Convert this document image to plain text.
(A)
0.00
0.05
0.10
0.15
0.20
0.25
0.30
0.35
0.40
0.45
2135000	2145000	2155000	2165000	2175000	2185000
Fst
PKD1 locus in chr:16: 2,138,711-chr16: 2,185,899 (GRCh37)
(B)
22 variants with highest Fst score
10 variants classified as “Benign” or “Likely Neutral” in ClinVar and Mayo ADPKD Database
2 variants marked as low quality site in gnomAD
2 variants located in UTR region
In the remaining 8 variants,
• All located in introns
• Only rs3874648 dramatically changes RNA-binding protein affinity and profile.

▬▬▬▬▬▬

■ TASK TO COMPLETE
Where a line of the records has the string "located", copy that line.

■ TASK RESULT
2 variants located in UTR region
• All located in introns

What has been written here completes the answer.